» RECORDS TO PROCESS:

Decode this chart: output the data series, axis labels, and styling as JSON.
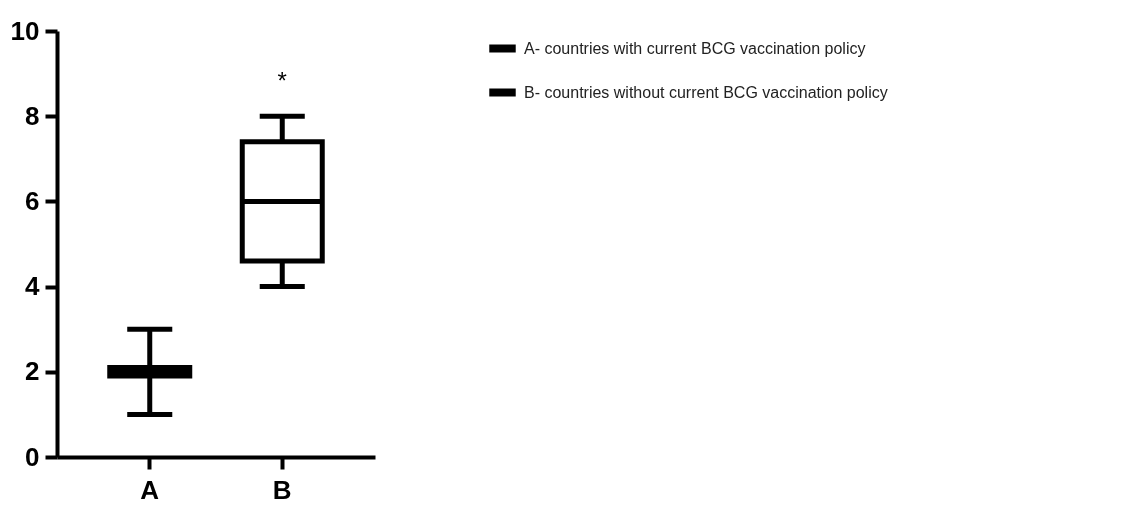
{
  "chart_data": {
    "type": "box",
    "categories": [
      "A",
      "B"
    ],
    "series": [
      {
        "name": "A- countries with current BCG vaccination policy",
        "color": "#000000",
        "boxes": [
          {
            "low": 1,
            "q1": 1.9,
            "median": 2,
            "q3": 2.1,
            "high": 3
          },
          null
        ]
      },
      {
        "name": "B- countries without current BCG vaccination policy",
        "color": "#000000",
        "boxes": [
          null,
          {
            "low": 4,
            "q1": 4.6,
            "median": 6,
            "q3": 7.4,
            "high": 8
          }
        ]
      }
    ],
    "ylim": [
      0,
      10
    ],
    "yticks": [
      0,
      2,
      4,
      6,
      8,
      10
    ],
    "annotations": [
      "*"
    ],
    "legend": "top right"
  }
}
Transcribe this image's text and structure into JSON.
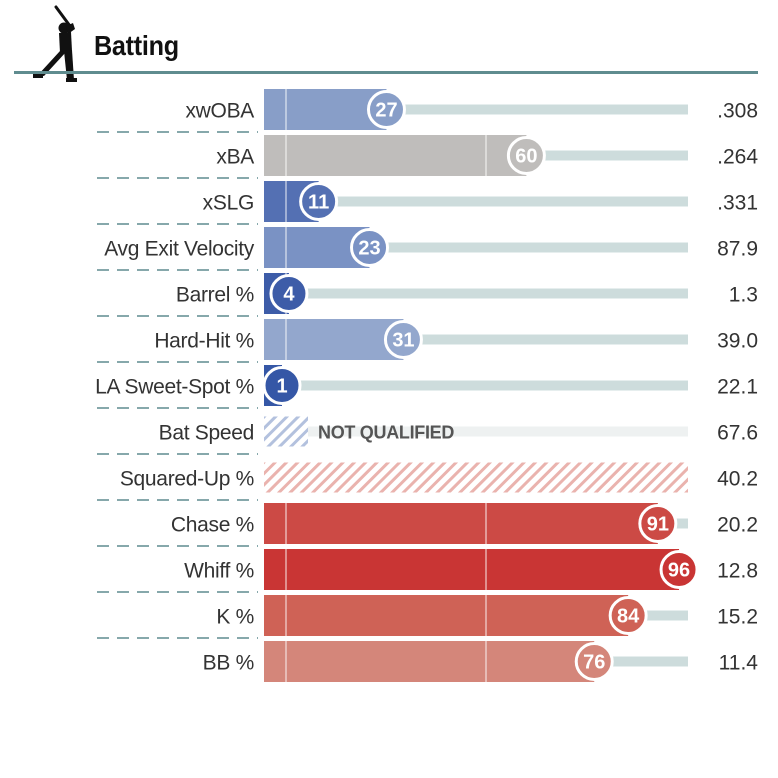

» GIVEN INSTRUCTION: Omit the pictures. Output every record above word for word.

» WRITTEN REPLY:
Decode this chart: output the data series, axis labels, and styling as JSON.
{
  "chart_data": {
    "type": "box",
    "categories": [
      "A",
      "B"
    ],
    "series": [
      {
        "name": "A- countries with current BCG vaccination policy",
        "color": "#000000",
        "boxes": [
          {
            "low": 1,
            "q1": 1.9,
            "median": 2,
            "q3": 2.1,
            "high": 3
          },
          null
        ]
      },
      {
        "name": "B- countries without current BCG vaccination policy",
        "color": "#000000",
        "boxes": [
          null,
          {
            "low": 4,
            "q1": 4.6,
            "median": 6,
            "q3": 7.4,
            "high": 8
          }
        ]
      }
    ],
    "ylim": [
      0,
      10
    ],
    "yticks": [
      0,
      2,
      4,
      6,
      8,
      10
    ],
    "annotations": [
      "*"
    ],
    "legend": "top right"
  }
}
Transcribe this image's text and structure into JSON.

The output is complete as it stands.